What to produce —
All lines holding the string "Clay" are to be shown.

(Dataset entries on figures)
------------------------
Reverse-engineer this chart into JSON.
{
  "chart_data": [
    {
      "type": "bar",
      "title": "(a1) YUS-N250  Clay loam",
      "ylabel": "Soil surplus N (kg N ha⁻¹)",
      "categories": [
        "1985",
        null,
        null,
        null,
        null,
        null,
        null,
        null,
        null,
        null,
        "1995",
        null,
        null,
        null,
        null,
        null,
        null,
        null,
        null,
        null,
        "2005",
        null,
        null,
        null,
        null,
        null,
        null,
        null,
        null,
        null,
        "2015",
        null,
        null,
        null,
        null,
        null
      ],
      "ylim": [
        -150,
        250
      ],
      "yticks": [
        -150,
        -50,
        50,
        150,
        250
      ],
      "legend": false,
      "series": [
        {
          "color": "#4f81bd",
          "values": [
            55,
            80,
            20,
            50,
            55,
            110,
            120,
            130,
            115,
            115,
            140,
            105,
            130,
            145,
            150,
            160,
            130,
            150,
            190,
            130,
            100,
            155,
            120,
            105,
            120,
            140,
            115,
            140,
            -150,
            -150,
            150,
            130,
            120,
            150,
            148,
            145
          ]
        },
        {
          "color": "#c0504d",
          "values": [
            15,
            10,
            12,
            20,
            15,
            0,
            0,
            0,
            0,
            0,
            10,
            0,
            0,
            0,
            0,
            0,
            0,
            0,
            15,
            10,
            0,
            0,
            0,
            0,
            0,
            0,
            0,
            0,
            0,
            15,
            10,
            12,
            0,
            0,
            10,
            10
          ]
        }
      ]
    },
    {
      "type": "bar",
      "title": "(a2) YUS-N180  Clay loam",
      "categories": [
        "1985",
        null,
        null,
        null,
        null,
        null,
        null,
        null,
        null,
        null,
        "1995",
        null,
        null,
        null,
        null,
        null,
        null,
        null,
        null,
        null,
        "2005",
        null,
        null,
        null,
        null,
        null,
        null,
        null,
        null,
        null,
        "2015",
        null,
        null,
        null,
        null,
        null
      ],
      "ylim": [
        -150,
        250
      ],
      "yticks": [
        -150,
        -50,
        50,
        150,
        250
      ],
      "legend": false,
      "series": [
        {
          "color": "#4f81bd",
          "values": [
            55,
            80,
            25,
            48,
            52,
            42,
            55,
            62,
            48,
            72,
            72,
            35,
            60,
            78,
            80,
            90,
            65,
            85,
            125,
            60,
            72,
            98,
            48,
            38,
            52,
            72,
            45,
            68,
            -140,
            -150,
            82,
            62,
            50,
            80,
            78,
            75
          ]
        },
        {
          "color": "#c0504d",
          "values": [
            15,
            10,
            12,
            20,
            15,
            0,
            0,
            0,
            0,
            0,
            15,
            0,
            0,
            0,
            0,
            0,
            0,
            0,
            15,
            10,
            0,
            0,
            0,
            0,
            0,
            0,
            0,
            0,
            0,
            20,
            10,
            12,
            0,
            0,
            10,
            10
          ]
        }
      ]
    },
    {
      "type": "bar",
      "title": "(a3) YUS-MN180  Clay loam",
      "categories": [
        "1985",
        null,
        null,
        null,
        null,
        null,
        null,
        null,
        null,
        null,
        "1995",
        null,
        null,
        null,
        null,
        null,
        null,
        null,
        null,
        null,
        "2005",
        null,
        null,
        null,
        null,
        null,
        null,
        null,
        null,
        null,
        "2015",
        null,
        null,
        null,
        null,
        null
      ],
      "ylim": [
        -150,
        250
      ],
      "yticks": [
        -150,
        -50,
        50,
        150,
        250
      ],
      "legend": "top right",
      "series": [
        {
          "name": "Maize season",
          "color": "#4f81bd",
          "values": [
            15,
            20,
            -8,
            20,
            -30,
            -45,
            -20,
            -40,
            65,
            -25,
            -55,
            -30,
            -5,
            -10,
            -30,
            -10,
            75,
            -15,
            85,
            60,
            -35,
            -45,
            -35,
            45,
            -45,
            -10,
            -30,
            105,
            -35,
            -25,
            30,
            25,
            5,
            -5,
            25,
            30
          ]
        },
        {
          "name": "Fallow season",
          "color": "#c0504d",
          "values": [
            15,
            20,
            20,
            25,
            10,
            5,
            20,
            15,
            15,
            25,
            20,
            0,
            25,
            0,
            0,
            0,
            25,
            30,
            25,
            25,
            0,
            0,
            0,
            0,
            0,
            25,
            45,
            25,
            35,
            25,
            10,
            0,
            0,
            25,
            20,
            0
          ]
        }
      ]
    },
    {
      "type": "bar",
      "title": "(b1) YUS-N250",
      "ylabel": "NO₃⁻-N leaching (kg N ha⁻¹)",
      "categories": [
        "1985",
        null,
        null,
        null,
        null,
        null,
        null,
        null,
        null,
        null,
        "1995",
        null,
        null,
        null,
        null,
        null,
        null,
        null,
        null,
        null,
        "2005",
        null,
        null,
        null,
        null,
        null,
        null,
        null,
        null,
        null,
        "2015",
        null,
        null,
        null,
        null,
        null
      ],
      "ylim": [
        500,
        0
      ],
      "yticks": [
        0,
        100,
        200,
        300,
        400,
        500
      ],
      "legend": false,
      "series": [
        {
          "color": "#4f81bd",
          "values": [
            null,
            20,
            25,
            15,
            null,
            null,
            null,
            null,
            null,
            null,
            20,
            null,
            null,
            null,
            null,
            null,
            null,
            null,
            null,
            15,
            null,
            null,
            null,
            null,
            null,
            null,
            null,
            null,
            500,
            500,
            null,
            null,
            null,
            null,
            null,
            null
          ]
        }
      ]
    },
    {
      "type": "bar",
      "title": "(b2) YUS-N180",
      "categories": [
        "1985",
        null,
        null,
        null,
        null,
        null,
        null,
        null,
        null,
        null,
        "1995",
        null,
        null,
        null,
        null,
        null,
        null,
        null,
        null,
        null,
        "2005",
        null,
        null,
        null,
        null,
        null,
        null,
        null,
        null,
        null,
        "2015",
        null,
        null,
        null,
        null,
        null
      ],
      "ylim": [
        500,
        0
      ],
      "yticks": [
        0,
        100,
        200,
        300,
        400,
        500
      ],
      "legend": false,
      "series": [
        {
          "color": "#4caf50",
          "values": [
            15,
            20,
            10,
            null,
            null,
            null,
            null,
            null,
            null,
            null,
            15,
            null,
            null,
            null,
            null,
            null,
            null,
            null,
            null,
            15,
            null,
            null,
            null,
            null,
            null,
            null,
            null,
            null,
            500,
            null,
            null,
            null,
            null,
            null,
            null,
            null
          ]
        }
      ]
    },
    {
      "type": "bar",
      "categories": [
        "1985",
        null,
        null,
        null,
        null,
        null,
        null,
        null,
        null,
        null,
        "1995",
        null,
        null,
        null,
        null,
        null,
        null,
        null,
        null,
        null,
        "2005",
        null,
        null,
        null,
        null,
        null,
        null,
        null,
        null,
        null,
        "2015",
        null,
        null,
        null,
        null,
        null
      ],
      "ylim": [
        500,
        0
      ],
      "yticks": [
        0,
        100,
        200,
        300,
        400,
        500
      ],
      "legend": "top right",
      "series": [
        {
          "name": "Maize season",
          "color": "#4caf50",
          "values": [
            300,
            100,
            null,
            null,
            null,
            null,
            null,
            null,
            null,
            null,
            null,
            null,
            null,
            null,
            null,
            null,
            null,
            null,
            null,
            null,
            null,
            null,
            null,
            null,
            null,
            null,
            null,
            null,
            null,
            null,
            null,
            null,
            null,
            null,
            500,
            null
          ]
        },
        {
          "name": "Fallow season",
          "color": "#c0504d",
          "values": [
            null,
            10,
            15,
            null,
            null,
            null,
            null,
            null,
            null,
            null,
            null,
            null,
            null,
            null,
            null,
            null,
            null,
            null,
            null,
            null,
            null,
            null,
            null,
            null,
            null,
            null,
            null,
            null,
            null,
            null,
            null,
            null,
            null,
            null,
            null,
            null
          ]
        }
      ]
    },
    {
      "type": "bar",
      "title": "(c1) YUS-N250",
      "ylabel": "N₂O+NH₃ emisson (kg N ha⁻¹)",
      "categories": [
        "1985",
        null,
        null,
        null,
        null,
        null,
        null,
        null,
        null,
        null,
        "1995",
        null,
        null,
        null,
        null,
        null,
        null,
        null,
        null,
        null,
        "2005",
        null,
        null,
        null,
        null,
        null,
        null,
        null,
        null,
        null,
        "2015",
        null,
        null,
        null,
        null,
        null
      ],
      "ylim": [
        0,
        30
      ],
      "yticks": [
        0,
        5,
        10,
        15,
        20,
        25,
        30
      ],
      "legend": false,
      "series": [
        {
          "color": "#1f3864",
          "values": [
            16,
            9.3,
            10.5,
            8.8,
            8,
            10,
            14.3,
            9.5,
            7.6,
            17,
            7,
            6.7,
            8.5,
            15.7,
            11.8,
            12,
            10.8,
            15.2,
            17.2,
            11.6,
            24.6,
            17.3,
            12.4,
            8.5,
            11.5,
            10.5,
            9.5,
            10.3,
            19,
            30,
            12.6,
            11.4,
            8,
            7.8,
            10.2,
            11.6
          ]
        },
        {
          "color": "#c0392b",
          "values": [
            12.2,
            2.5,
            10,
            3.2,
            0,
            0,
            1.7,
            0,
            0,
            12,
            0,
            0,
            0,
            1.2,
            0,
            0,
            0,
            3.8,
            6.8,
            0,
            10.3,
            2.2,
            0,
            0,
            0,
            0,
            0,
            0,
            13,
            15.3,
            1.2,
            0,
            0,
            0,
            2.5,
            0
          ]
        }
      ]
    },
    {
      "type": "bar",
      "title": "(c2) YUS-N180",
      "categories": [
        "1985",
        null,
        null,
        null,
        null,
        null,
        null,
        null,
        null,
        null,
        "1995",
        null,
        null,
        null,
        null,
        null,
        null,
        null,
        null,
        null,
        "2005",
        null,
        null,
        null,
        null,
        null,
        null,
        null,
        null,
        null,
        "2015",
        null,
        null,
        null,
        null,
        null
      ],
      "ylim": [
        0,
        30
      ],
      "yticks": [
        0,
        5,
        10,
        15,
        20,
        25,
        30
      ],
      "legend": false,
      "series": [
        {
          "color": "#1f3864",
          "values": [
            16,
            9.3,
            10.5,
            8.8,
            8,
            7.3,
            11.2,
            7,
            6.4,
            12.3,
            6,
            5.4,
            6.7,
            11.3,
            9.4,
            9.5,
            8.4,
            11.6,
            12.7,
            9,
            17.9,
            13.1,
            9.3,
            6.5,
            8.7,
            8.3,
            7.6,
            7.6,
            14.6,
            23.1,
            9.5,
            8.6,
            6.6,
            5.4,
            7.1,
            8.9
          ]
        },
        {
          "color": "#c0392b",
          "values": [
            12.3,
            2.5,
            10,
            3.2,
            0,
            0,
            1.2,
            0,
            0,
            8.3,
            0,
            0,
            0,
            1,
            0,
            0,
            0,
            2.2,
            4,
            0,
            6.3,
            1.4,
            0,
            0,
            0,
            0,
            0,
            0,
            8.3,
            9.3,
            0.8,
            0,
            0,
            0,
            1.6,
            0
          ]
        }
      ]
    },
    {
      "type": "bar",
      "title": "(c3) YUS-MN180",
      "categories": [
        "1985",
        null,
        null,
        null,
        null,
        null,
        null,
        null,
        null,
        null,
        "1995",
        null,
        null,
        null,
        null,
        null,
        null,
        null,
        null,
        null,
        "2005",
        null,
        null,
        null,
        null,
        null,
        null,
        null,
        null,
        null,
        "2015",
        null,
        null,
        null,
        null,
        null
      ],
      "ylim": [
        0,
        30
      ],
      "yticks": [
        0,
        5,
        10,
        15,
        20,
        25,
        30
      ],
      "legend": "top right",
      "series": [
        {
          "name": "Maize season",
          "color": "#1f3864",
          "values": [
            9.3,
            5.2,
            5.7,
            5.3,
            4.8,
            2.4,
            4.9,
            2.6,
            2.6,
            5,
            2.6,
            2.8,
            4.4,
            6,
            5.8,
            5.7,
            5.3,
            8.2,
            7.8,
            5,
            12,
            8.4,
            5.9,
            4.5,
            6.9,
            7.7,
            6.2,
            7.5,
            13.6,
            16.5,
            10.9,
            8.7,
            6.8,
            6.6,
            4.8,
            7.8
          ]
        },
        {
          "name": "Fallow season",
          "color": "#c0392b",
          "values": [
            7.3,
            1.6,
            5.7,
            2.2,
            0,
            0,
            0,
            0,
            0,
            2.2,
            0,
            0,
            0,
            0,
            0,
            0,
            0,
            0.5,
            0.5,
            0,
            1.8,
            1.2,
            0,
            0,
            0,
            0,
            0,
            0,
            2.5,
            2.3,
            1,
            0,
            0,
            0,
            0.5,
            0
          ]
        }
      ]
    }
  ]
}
------------------------
Finished answer —
      "title": "(a1) YUS-N250  Clay loam",
      "title": "(a2) YUS-N180  Clay loam",
      "title": "(a3) YUS-MN180  Clay loam",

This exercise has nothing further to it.